(Rows from a figure dataset)

+ + + +

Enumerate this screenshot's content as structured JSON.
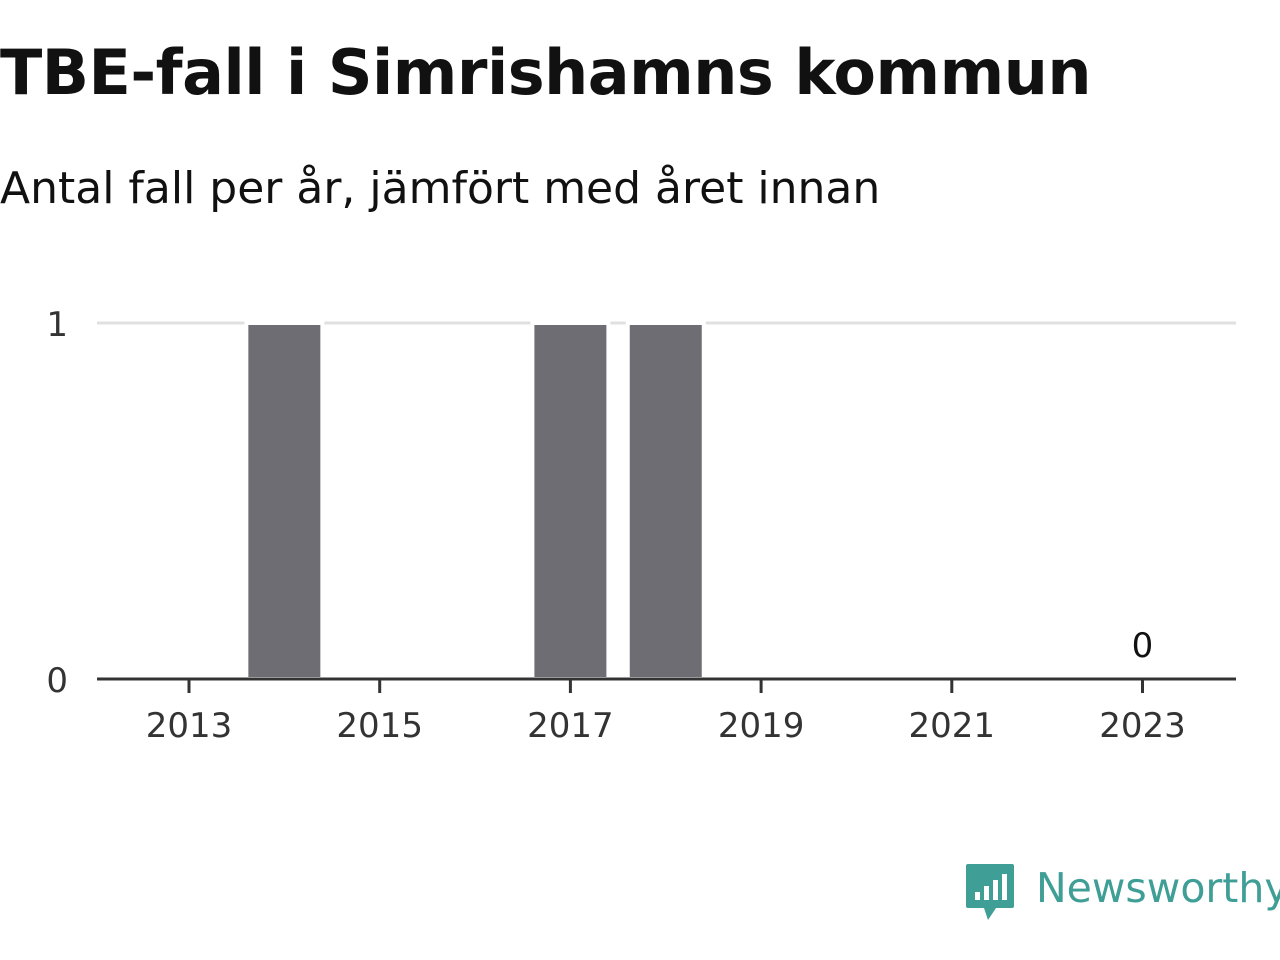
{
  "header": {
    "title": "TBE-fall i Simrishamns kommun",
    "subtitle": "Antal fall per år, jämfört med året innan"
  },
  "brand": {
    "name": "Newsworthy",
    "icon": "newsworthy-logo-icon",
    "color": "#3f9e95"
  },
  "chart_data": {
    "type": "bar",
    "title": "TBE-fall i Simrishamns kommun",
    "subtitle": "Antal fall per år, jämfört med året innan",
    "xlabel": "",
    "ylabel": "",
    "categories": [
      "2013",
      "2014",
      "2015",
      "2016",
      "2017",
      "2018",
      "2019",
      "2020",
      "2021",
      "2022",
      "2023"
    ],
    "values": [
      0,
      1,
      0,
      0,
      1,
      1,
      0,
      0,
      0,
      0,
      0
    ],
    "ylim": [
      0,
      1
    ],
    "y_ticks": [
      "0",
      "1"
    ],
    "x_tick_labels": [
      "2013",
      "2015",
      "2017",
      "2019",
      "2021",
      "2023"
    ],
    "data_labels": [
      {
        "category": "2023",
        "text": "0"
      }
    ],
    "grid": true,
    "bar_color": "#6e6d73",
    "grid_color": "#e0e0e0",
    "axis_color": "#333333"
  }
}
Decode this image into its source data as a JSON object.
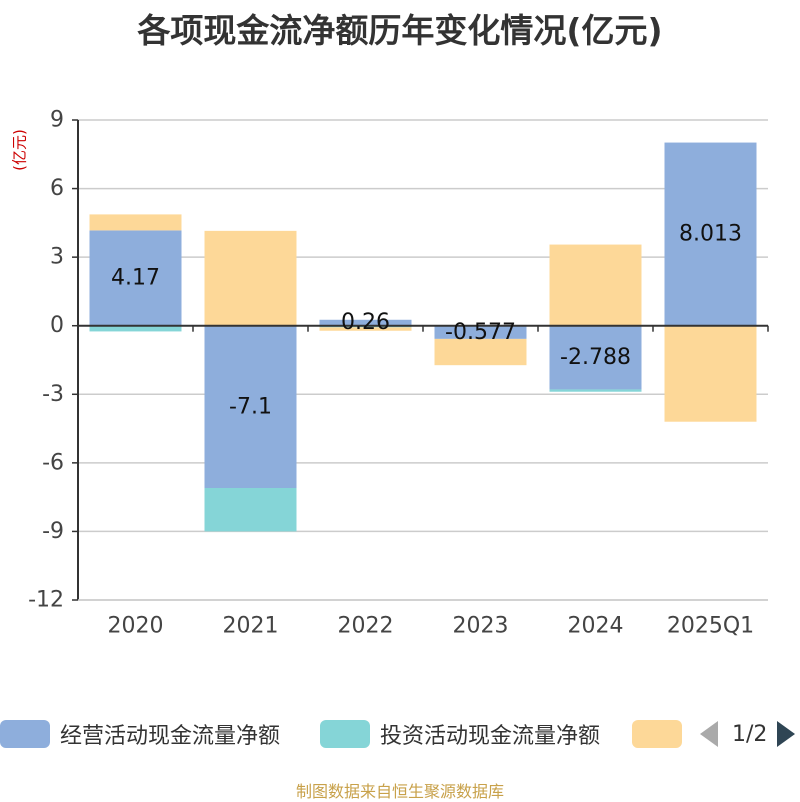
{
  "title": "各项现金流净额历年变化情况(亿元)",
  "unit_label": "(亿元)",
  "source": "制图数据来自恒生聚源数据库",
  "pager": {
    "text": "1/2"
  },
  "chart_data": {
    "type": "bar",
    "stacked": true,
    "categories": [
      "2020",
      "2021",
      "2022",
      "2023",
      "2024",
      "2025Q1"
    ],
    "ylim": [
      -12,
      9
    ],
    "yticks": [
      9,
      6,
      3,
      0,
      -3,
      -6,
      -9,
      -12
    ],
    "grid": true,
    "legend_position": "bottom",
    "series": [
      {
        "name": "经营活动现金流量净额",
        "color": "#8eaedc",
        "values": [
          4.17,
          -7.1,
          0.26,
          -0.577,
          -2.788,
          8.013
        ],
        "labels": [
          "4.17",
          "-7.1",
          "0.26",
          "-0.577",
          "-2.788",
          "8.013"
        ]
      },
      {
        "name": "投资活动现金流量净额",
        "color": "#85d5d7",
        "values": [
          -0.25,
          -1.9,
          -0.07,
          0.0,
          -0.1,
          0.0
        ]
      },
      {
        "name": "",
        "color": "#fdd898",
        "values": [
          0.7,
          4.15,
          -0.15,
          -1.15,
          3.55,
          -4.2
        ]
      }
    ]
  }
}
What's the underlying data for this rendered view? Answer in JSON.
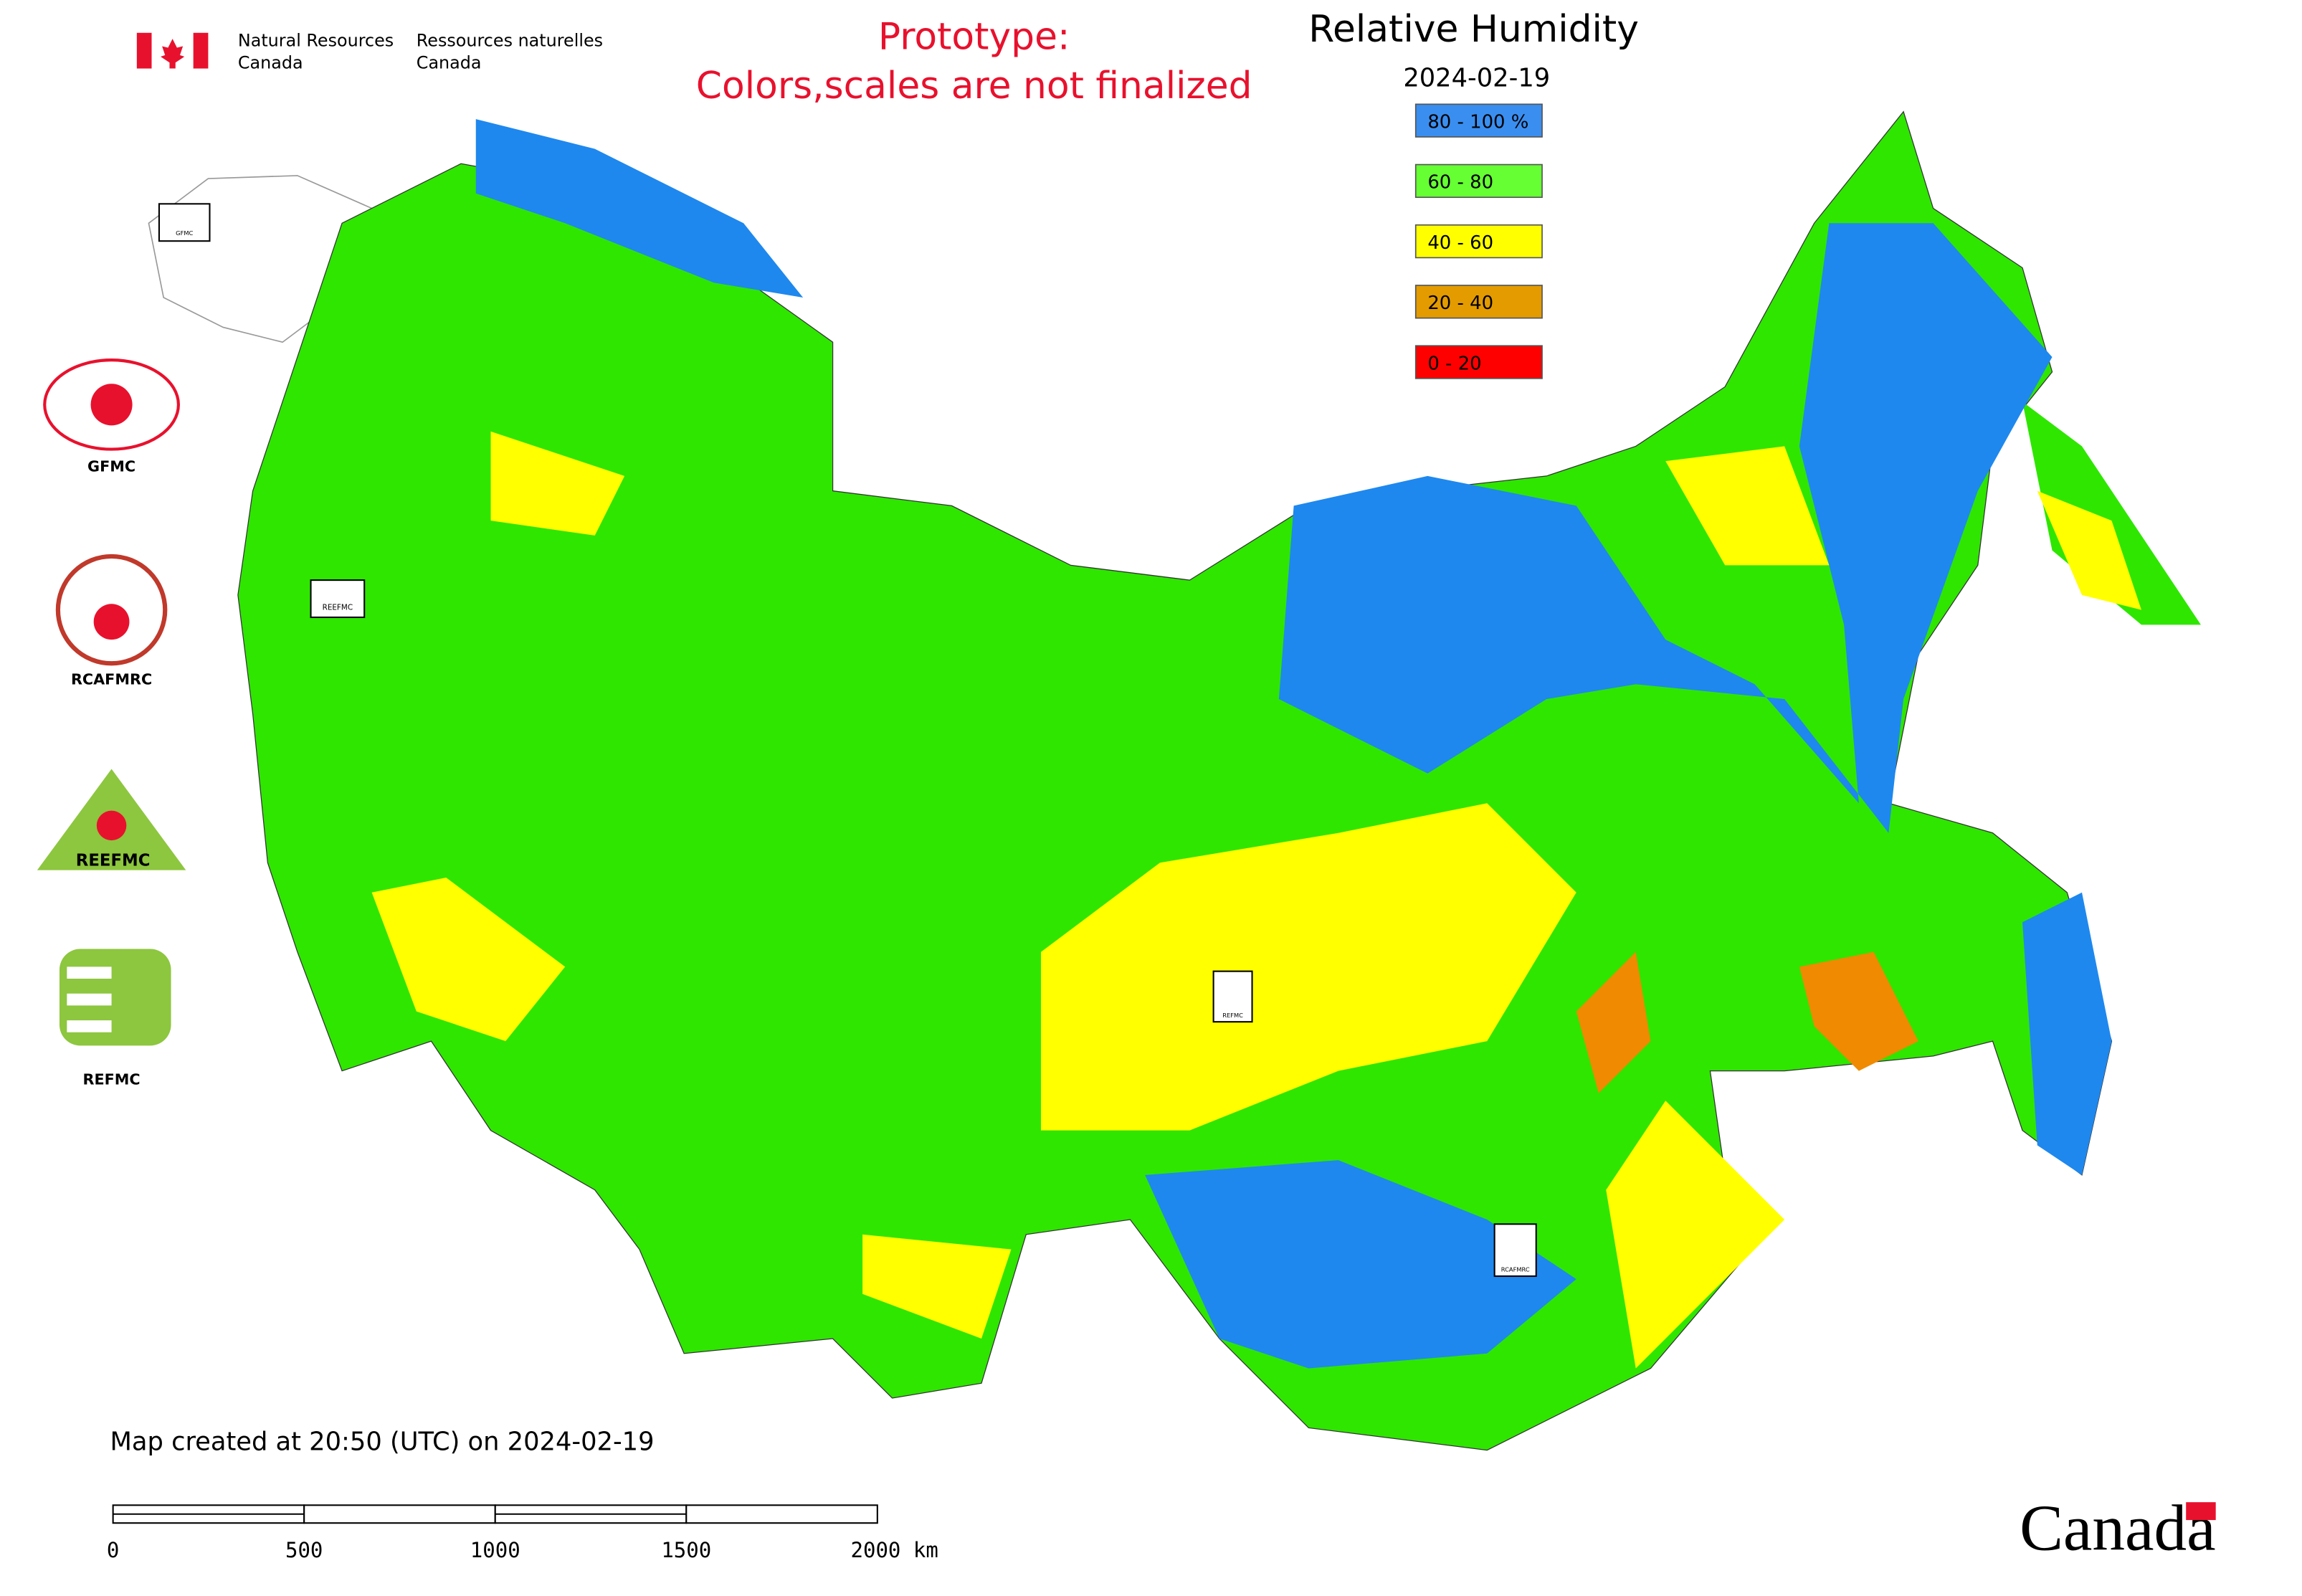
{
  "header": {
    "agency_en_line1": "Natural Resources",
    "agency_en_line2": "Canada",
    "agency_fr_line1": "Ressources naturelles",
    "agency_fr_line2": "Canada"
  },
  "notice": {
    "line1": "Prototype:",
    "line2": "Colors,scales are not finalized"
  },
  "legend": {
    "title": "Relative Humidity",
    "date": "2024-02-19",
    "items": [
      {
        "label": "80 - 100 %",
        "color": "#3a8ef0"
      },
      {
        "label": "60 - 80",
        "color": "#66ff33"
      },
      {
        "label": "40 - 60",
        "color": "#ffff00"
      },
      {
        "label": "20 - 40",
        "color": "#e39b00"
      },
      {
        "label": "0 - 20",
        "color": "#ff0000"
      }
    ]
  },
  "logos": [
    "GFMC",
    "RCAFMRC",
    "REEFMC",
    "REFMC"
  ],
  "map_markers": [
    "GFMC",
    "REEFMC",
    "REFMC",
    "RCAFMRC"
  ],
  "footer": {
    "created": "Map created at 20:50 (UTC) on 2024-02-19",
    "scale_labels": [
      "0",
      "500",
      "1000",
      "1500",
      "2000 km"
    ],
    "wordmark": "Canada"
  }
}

+ + + +

**Problem to work on**
Reproduce all of the material exactly, apart from the pictures.

**Response to this task**
Enumerate this screenshot's content as structured JSON.
{
  "header": {
    "title": "TBE-fall i Simrishamns kommun",
    "subtitle": "Antal fall per år, jämfört med året innan"
  },
  "brand": {
    "name": "Newsworthy",
    "icon": "newsworthy-logo-icon",
    "color": "#3f9e95"
  },
  "chart_data": {
    "type": "bar",
    "title": "TBE-fall i Simrishamns kommun",
    "subtitle": "Antal fall per år, jämfört med året innan",
    "xlabel": "",
    "ylabel": "",
    "categories": [
      "2013",
      "2014",
      "2015",
      "2016",
      "2017",
      "2018",
      "2019",
      "2020",
      "2021",
      "2022",
      "2023"
    ],
    "values": [
      0,
      1,
      0,
      0,
      1,
      1,
      0,
      0,
      0,
      0,
      0
    ],
    "ylim": [
      0,
      1
    ],
    "y_ticks": [
      "0",
      "1"
    ],
    "x_tick_labels": [
      "2013",
      "2015",
      "2017",
      "2019",
      "2021",
      "2023"
    ],
    "data_labels": [
      {
        "category": "2023",
        "text": "0"
      }
    ],
    "grid": true,
    "bar_color": "#6e6d73",
    "grid_color": "#e0e0e0",
    "axis_color": "#333333"
  }
}
Decode this image into its source data as a JSON object.
{
  "title": "各项现金流净额历年变化情况(亿元)",
  "unit_label": "(亿元)",
  "source": "制图数据来自恒生聚源数据库",
  "pager": {
    "text": "1/2"
  },
  "chart_data": {
    "type": "bar",
    "stacked": true,
    "categories": [
      "2020",
      "2021",
      "2022",
      "2023",
      "2024",
      "2025Q1"
    ],
    "ylim": [
      -12,
      9
    ],
    "yticks": [
      9,
      6,
      3,
      0,
      -3,
      -6,
      -9,
      -12
    ],
    "grid": true,
    "legend_position": "bottom",
    "series": [
      {
        "name": "经营活动现金流量净额",
        "color": "#8eaedc",
        "values": [
          4.17,
          -7.1,
          0.26,
          -0.577,
          -2.788,
          8.013
        ],
        "labels": [
          "4.17",
          "-7.1",
          "0.26",
          "-0.577",
          "-2.788",
          "8.013"
        ]
      },
      {
        "name": "投资活动现金流量净额",
        "color": "#85d5d7",
        "values": [
          -0.25,
          -1.9,
          -0.07,
          0.0,
          -0.1,
          0.0
        ]
      },
      {
        "name": "",
        "color": "#fdd898",
        "values": [
          0.7,
          4.15,
          -0.15,
          -1.15,
          3.55,
          -4.2
        ]
      }
    ]
  }
}
What's the underlying data for this rendered view? Answer in JSON.
{
  "header": {
    "agency_en_line1": "Natural Resources",
    "agency_en_line2": "Canada",
    "agency_fr_line1": "Ressources naturelles",
    "agency_fr_line2": "Canada"
  },
  "notice": {
    "line1": "Prototype:",
    "line2": "Colors,scales are not finalized"
  },
  "legend": {
    "title": "Relative Humidity",
    "date": "2024-02-19",
    "items": [
      {
        "label": "80 - 100 %",
        "color": "#3a8ef0"
      },
      {
        "label": "60 - 80",
        "color": "#66ff33"
      },
      {
        "label": "40 - 60",
        "color": "#ffff00"
      },
      {
        "label": "20 - 40",
        "color": "#e39b00"
      },
      {
        "label": "0 - 20",
        "color": "#ff0000"
      }
    ]
  },
  "logos": [
    "GFMC",
    "RCAFMRC",
    "REEFMC",
    "REFMC"
  ],
  "map_markers": [
    "GFMC",
    "REEFMC",
    "REFMC",
    "RCAFMRC"
  ],
  "footer": {
    "created": "Map created at 20:50 (UTC) on 2024-02-19",
    "scale_labels": [
      "0",
      "500",
      "1000",
      "1500",
      "2000 km"
    ],
    "wordmark": "Canada"
  }
}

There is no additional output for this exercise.